--- Document passage Enclosed Below ---

Islamist groups offer proposal for truce with army in Egypt

GlobalPost

Two of Egypt's former militant groups have offered to broker talks between the military-backed government and the Muslim Brotherhood if the government stops its crackdown on street protests by supporters of ousted Egyptian President Mohamed Morsi.

Leaders of Egypt's Gamaa Islamiya and Islamic Jihad movements said the Islamists would stop demonstrating if the government backed off its protest crackdown and refrained from defaming the Muslim Brotherhood in mosques and the media.

"We are paving the way for talks," Islamic Jihad leader Abu Samra told the Associated Press. "We can't hold talks while we are at the points of swords in the midst of killings and crackdowns."

Pro-Morsi groups had previously said they would not hold talks with the government until Morsi was restored to power.

Asked if these groups would accept talks without Morsi's reinstatement, Samra told the AP, "Blood is more valuable than the seat of power.”

Nearly a thousand people have been killed and hundreds of Muslim Brotherhood members have been arrested since the Egyptian military forcibly dispersed two pro-Morsi protest camps on Aug. 14.

More from GlobalPost: Eyewitness to the bloodshed: A day of death at Cairo's Rabaa Square

And the arrests continue: On Monday, state-run Middle East News Agency reported the arrests of Muslim Brotherhood member Osama Yaseen, the former youth minister, and the secretary to the Brotherhood’s deputy head, Khairat el-Shater.

Meanwhile, many Cairo residents seem to have embraced the military’s crackdown on the pro-Morsi protests out of a desire for stability, Bloomberg News reported.

“The Egyptian army works for the interest of the nation,” said Amany Hassan, a 45-year-old government employee told Bloomberg News. “They got rid of the Muslim Brotherhood. Egyptians love anyone who protects them.”

--- End of Enclosed Document passage ---
--- Dataset content Enclosed Below ---

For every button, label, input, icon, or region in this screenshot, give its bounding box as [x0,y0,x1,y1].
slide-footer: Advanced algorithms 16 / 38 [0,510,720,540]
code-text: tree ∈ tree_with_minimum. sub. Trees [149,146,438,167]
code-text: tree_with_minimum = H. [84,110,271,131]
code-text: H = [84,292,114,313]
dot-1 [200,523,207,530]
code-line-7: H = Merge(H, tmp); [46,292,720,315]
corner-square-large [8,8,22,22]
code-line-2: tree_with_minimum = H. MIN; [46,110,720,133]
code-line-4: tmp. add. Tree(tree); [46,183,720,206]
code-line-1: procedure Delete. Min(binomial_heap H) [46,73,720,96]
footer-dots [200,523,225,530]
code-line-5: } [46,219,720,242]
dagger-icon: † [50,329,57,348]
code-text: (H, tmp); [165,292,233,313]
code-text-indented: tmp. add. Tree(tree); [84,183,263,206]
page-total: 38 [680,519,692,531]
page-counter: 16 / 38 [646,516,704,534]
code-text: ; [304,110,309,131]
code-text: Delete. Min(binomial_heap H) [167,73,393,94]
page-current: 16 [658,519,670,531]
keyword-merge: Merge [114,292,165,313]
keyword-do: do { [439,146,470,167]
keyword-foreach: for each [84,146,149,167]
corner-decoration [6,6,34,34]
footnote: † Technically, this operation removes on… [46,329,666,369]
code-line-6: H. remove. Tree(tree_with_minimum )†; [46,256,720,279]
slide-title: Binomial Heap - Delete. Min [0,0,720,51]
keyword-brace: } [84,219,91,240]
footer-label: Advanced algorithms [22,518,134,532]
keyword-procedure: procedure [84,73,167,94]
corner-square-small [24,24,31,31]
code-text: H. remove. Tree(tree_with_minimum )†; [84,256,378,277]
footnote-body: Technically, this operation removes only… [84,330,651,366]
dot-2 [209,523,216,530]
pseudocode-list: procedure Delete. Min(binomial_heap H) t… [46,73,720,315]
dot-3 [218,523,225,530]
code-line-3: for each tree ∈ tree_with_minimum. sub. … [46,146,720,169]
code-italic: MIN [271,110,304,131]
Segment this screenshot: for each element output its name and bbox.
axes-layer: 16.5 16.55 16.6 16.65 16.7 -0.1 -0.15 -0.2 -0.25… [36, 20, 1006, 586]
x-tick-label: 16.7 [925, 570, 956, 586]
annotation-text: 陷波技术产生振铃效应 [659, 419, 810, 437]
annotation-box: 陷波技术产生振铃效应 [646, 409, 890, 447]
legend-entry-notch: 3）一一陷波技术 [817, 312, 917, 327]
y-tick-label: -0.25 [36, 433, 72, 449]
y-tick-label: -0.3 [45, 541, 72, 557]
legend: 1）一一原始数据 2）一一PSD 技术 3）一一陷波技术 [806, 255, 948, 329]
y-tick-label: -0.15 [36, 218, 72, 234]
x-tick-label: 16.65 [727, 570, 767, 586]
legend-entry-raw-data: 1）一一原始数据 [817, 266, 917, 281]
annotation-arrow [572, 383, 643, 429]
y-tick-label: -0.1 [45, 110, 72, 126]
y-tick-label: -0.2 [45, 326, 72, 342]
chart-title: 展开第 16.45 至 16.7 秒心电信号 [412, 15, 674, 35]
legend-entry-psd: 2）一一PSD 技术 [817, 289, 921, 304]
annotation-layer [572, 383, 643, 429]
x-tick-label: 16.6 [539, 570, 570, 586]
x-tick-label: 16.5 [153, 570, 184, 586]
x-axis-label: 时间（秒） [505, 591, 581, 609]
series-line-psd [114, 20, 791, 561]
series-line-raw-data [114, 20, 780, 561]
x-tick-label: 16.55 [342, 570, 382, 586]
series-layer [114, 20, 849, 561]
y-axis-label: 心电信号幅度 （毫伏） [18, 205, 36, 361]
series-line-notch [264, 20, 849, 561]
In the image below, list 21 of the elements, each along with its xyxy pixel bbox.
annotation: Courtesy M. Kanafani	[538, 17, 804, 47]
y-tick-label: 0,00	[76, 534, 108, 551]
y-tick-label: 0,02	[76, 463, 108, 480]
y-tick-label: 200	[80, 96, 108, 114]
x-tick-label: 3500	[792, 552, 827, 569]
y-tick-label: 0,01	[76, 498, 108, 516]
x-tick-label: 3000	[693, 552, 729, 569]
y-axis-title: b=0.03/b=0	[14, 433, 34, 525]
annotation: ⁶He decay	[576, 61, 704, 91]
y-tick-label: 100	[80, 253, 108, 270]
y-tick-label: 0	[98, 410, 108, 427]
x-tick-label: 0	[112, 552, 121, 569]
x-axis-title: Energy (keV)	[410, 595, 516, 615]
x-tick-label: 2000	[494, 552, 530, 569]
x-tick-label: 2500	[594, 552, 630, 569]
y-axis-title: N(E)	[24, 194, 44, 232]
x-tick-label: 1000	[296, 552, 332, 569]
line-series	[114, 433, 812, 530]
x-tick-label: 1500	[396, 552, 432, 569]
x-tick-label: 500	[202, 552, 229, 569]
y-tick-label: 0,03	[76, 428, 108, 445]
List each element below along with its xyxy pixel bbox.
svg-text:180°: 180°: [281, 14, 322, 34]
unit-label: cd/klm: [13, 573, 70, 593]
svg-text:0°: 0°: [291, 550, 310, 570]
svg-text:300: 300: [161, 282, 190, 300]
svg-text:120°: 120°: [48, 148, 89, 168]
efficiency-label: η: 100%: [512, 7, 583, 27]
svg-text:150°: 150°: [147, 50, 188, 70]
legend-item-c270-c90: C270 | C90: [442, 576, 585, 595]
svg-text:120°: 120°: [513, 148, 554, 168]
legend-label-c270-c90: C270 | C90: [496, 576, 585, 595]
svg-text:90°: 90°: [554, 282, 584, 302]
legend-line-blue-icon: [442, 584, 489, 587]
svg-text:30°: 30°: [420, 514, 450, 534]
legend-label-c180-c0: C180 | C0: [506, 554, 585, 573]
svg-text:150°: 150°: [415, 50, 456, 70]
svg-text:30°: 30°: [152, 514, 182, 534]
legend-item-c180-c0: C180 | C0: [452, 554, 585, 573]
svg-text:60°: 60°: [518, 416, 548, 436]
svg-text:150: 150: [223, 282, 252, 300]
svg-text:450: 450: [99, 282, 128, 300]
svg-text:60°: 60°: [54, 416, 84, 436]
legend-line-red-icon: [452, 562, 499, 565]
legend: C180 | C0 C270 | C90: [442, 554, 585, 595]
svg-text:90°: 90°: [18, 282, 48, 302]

--- End of Enclosed Dataset content ---

__Tasks__:
• 1. According to the Egypt truce article, on what date did the Egyptian military forcibly disperse the two pro-Morsi protest camps?
• 2. Rewrite the Egypt truce article from "More from GlobalPost: Eyewitness" up to and including "Bloomberg News reported.", putting "order" in place of "stability".
The entries can be ignored for this work.

__Solutions to the exercise__:
• 1. Aug. 14

• 2.
More from GlobalPost: Eyewitness to the bloodshed: A day of death at Cairo's Rabaa Square

And the arrests continue: On Monday, state-run Middle East News Agency reported the arrests of Muslim Brotherhood member Osama Yaseen, the former youth minister, and the secretary to the Brotherhood’s deputy head, Khairat el-Shater.

Meanwhile, many Cairo residents seem to have embraced the military’s crackdown on the pro-Morsi protests out of a desire for order, Bloomberg News reported.